Passage:
Of course, those numbers were not unheard of at the peak of the bubble. This report from December 1999 shows the Marketing Budget Ratios of various Web 1.0 companies, including 90% for Commerce One and 158% for Vertical Net. That said, Saleforce.com's marketing expense continued to remain high. For their second year of operations (ending Jan 31, 2002) Salesforce.com spent at least 18% of revenue on Marketing — and this was deep in the bubble crash. Even today, Salesforce spends at least 9% of revenue on Marketing, and the MBR could be as high as 17% if we assume the high end of the range (based on the quarter ending Oct 31, 2006).

Besides underestimating marketing spend for growth companies, Marketing Budget Ratio benchmarks can be misleading since they vary widely depending on industry gross margins and the level of competition. If you are going to use MBRs to justify your B2B marketing budget, take care to use comparable companies in terms of size, growth stage, gross margin, and industry competition.

A Better Way: Treat Your Budget Like an Investment

A better way to justify your marketing budget is to think of it as an investment that incurs costs today but delivers benefits for many years. This has two key implications:

  • Marketing expenses must be justified with a rigorous business case
  • Marketing expenses should be amortized over the entire "useful life" of the expense

In most organizations, any significant investment needs a bottoms-up business case that demonstrates it will deliver a minimum rate of return (called a hurdle rate). If the business case is made, the CFO generally approves it. Marketing spend should not be any different.

Demand generation spending is the easiest marketing investment to tie to ROI. Some programs generate leads, others nurture leads as the move through the marketing funnel. When the leads become ready, they are transferred to sales and become opportunities, some of which eventually close and translate to revenue. With the right marketing measurement tools, the entire process becomes measurable, the interactions between different marketing programs become understandable, and the future return on today's spending becomes quantifiable.

Other marketing investments, such as brand building and PR, are harder to tie to revenue without making assumptions. But that doesn't mean you shouldn't try. Assumptions are common in business-case-building and will be familiar to the CEO and CFO. One common way to get agreement around assumptions is to make "worst case", "expected case", and "best case" assumptions to show the range of possible outcomes.

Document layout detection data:
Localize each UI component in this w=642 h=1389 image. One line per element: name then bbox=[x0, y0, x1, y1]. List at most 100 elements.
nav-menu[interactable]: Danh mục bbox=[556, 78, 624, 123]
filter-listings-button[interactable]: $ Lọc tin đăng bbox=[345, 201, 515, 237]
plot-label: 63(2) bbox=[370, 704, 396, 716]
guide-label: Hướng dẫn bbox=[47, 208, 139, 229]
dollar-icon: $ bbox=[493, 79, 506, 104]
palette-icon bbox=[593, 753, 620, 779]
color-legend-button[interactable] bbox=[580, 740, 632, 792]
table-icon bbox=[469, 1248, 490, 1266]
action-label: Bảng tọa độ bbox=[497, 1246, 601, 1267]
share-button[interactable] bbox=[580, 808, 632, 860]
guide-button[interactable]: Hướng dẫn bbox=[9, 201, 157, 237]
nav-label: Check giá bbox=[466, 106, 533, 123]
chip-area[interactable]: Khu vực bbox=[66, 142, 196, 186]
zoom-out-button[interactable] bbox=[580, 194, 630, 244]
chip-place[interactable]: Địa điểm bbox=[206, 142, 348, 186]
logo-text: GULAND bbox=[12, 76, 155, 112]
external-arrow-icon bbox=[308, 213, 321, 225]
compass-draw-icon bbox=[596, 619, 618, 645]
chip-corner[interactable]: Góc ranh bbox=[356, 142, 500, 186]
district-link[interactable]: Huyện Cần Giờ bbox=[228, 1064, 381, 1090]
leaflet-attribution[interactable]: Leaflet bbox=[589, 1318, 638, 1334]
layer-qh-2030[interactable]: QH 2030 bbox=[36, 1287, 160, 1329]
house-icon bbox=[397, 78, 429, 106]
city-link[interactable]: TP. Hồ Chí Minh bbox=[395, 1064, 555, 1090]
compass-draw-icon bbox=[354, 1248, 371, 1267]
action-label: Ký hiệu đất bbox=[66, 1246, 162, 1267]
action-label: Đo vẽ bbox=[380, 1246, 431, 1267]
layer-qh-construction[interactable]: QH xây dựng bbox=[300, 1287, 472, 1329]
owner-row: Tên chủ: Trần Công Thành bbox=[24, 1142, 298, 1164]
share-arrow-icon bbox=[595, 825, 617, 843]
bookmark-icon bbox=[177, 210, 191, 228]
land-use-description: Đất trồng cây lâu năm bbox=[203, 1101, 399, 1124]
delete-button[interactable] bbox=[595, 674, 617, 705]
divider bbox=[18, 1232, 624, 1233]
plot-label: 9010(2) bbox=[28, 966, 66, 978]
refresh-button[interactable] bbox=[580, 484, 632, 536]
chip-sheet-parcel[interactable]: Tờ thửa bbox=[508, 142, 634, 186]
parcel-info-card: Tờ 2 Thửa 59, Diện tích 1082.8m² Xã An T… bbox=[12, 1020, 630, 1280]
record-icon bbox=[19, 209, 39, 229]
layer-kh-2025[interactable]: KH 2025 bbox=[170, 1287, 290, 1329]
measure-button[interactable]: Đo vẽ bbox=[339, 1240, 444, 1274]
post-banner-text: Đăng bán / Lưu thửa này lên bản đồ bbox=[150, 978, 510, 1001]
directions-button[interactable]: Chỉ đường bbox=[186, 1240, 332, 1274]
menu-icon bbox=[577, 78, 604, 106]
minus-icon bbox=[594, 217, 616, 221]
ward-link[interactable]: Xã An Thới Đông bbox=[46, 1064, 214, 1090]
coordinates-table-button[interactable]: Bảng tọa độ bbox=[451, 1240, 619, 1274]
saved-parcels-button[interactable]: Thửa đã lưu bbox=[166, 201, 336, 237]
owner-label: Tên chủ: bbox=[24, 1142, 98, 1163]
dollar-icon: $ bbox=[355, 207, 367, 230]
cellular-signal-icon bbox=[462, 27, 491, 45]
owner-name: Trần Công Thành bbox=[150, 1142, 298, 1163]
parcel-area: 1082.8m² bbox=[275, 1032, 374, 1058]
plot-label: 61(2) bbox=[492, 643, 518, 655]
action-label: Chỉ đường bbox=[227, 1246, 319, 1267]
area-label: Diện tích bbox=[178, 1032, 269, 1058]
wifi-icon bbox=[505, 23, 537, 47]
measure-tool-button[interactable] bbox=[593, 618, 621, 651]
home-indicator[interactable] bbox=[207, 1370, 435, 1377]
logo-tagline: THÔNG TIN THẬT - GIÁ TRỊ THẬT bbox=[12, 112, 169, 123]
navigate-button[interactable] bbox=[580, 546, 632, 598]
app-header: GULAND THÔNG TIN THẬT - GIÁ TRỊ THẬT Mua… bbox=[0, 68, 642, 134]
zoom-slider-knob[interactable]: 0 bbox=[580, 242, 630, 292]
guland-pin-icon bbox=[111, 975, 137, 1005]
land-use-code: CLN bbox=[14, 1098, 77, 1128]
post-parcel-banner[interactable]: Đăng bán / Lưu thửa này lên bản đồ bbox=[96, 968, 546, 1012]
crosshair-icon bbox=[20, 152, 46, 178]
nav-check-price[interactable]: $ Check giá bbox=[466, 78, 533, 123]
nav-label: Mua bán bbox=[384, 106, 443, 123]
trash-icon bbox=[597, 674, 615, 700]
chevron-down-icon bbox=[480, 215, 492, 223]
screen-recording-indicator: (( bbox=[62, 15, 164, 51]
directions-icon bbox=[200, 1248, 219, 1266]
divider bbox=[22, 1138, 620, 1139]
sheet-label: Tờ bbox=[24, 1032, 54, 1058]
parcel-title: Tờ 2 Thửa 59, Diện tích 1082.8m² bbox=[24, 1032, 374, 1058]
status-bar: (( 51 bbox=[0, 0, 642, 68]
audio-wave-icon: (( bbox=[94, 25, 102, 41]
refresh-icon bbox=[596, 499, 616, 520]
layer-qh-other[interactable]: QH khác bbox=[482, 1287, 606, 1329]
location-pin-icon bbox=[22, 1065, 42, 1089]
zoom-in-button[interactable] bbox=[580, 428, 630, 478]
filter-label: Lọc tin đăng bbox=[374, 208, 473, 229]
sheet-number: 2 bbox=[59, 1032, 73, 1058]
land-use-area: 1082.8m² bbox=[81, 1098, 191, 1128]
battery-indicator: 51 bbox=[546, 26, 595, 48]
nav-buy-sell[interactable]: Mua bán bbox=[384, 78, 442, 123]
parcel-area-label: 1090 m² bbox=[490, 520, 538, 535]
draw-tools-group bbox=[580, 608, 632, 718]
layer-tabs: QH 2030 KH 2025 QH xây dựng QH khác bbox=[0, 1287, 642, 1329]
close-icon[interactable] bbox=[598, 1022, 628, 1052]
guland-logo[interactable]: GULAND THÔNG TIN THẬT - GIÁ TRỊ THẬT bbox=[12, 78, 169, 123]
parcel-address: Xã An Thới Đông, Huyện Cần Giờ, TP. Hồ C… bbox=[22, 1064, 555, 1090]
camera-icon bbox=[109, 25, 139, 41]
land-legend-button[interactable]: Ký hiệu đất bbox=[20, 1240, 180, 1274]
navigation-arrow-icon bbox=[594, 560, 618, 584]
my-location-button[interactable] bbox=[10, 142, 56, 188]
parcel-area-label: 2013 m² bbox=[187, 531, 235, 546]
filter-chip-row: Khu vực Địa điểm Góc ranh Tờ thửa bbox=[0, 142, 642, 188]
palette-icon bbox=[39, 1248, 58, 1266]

Activities:
a – Transcribe everything in the marketing budget passage from "In most organizations, any" down to "spending becomes quantifiable.".
b – In the marketing budget passage, what is the minimum rate of return that a business case must demonstrate called?
c – How would the marketing budget passage go on after its last sentence? Write the next part.

Answer set:
a –
In most organizations, any significant investment needs a bottoms-up business case that demonstrates it will deliver a minimum rate of return (called a hurdle rate). If the business case is made, the CFO generally approves it. Marketing spend should not be any different.

Demand generation spending is the easiest marketing investment to tie to ROI. Some programs generate leads, others nurture leads as the move through the marketing funnel. When the leads become ready, they are transferred to sales and become opportunities, some of which eventually close and translate to revenue. With the right marketing measurement tools, the entire process becomes measurable, the interactions between different marketing programs become understandable, and the future return on today's spending becomes quantifiable.

b – A hurdle rate.

c –
For all types of marketing investment, the returns are usually not immediate and often come months or years down the road. The principle of matching expenses with the revenue generated by means of those expenses implies that marketing investments should be capitalized as an asset and not treated like simple expense items. In other words, the dollars spent on marketing should be amortized over the entire period in which those dollars deliver benefit to the organization.

Thinking of the marketing budget as a long-term investment can be especially important for smaller, fast growing companies. By amortizing investments in brand building, awareness, and pipeline that will pay back over many quarters, the percentage of marketing expense that is recognized in any given quarter will more closely match the current levels of revenue.

Summary

By treating your B2B marketing budget like an investment in the future, you can help build the perception that marketing is an asset that drives revenue, not a liability that simply incurs costs.

As important as this is, I am not trying to oversimplify a difficult and complex problem. Making the business case for each marketing investment is easier said than done given the tools and processes available to today's B2B marketers. My company, Marketo, will continue to research this topic and invest in building B2B marketing software to help. I appreciate hearing any feedback or comments you have.